■ EXERCISE DETAILS
Check each line of the listing below for the string "Scripture", and copy the ones that have it.

■ DATA FOR THE TASK
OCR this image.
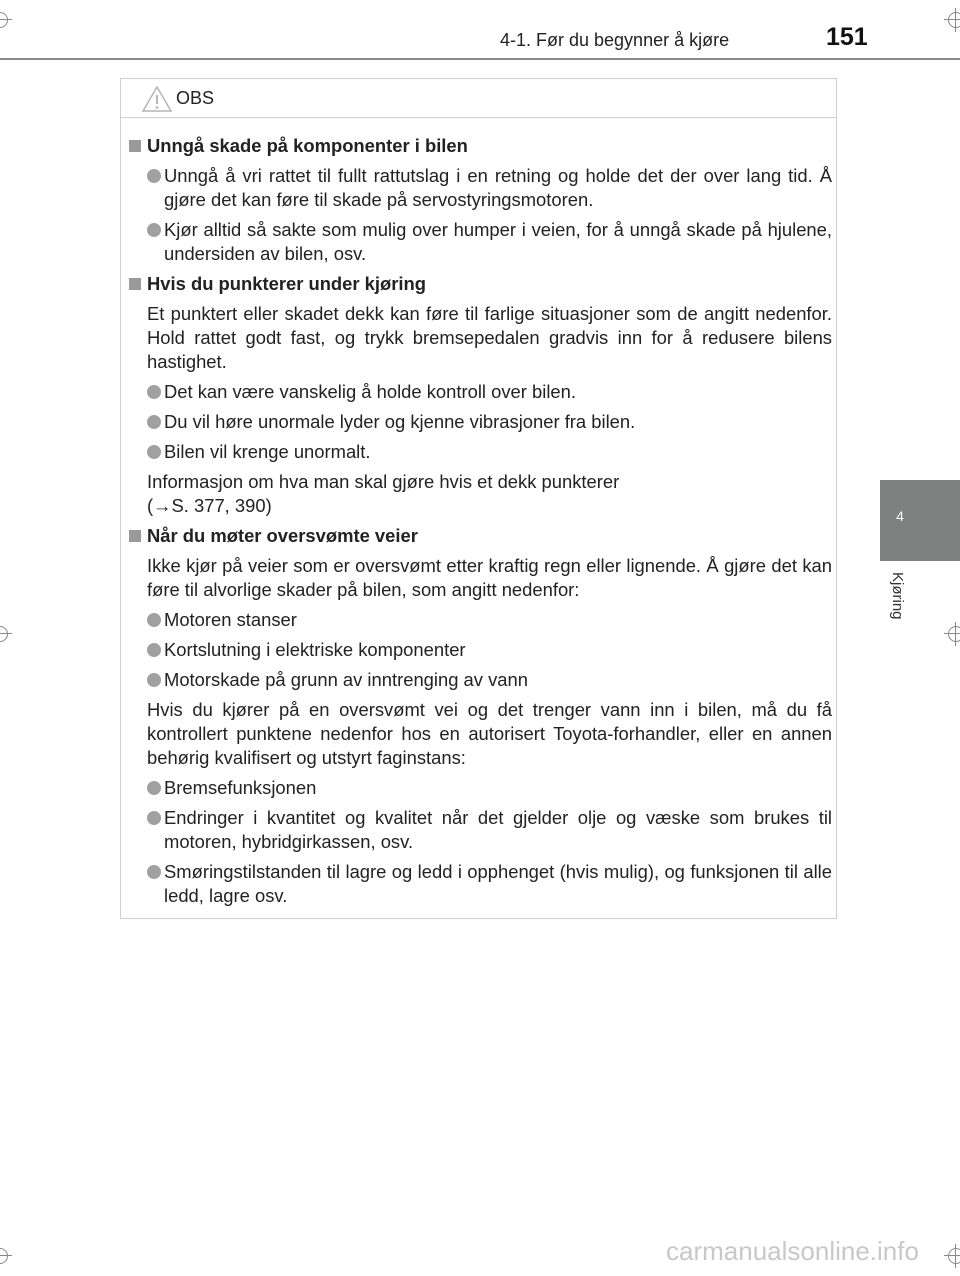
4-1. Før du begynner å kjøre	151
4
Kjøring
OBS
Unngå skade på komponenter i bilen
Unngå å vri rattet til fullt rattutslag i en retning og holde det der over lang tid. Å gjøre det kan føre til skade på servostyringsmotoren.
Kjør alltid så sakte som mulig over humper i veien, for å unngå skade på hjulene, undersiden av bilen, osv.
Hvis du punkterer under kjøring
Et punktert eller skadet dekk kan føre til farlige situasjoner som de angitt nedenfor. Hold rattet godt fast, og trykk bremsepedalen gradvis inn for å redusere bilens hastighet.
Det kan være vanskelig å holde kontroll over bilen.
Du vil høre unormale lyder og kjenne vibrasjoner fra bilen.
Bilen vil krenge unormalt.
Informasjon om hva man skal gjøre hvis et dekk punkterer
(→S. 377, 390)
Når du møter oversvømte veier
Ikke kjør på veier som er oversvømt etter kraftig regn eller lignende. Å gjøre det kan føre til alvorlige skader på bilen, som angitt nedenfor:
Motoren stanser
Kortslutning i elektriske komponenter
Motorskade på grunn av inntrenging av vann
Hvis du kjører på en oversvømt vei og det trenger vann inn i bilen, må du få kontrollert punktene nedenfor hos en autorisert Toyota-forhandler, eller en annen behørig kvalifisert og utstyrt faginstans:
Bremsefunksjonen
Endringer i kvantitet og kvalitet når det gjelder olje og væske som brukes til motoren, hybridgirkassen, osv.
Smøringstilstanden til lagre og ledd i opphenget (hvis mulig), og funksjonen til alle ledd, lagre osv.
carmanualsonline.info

...

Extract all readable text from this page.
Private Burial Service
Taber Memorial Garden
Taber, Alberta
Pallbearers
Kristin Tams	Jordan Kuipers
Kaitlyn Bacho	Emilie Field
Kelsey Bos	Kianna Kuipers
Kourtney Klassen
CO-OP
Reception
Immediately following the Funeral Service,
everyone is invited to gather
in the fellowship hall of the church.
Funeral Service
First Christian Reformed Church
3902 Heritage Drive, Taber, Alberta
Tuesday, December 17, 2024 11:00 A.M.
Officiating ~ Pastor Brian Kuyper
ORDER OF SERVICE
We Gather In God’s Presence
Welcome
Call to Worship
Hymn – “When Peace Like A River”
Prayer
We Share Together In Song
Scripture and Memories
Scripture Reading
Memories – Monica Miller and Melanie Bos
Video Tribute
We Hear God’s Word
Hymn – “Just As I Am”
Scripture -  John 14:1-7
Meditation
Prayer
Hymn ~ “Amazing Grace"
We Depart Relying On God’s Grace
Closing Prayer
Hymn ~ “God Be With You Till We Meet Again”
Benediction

--

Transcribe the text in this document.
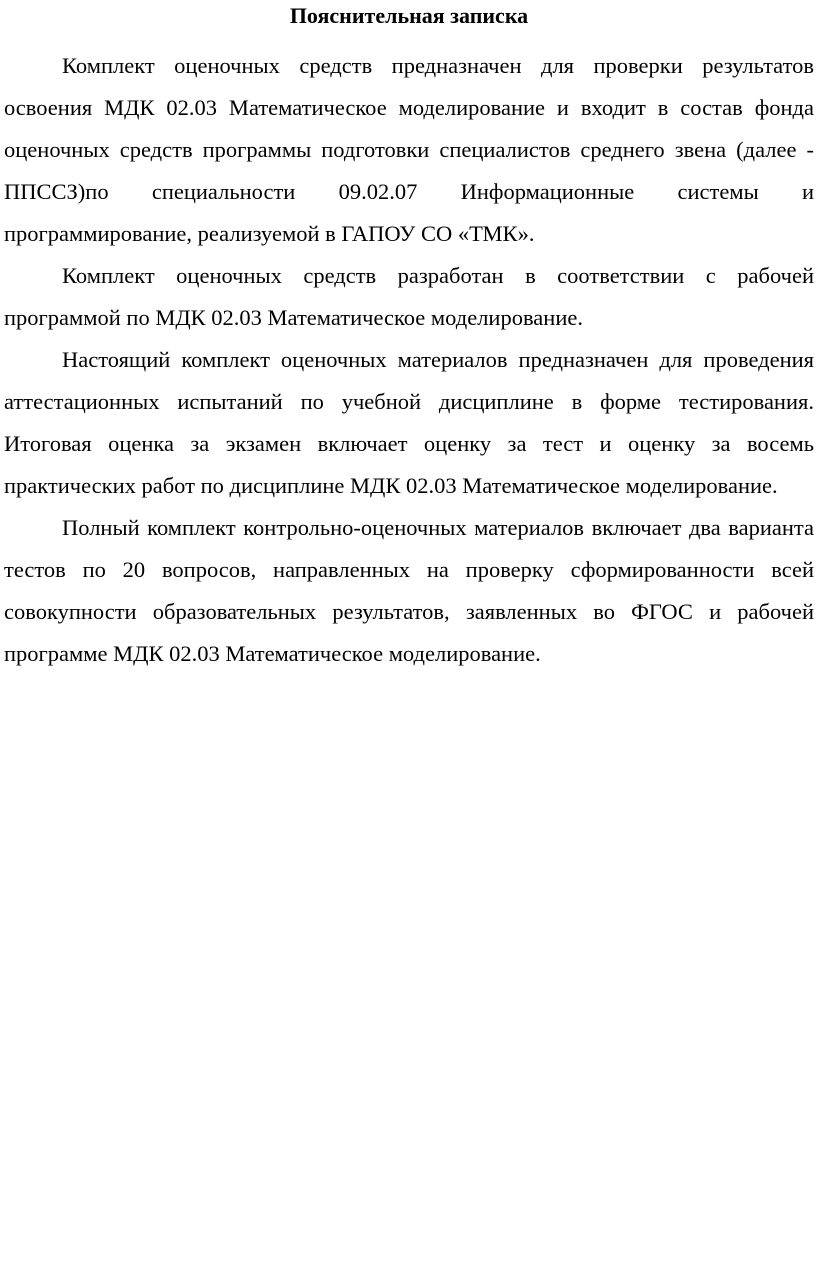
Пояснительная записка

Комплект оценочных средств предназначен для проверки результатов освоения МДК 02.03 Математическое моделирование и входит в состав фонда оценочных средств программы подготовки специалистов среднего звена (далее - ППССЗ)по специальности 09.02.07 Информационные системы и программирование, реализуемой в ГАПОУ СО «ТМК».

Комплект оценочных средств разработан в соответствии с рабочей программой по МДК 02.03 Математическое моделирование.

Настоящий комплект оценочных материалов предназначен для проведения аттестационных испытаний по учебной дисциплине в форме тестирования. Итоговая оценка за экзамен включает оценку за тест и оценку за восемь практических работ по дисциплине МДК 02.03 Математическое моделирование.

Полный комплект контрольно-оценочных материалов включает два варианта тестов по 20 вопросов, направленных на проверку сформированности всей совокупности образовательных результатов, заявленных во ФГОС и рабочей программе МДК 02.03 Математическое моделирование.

■ RESULT OF THIS EXERCISE
Scripture and Memories
Scripture Reading
Scripture -  John 14:1-7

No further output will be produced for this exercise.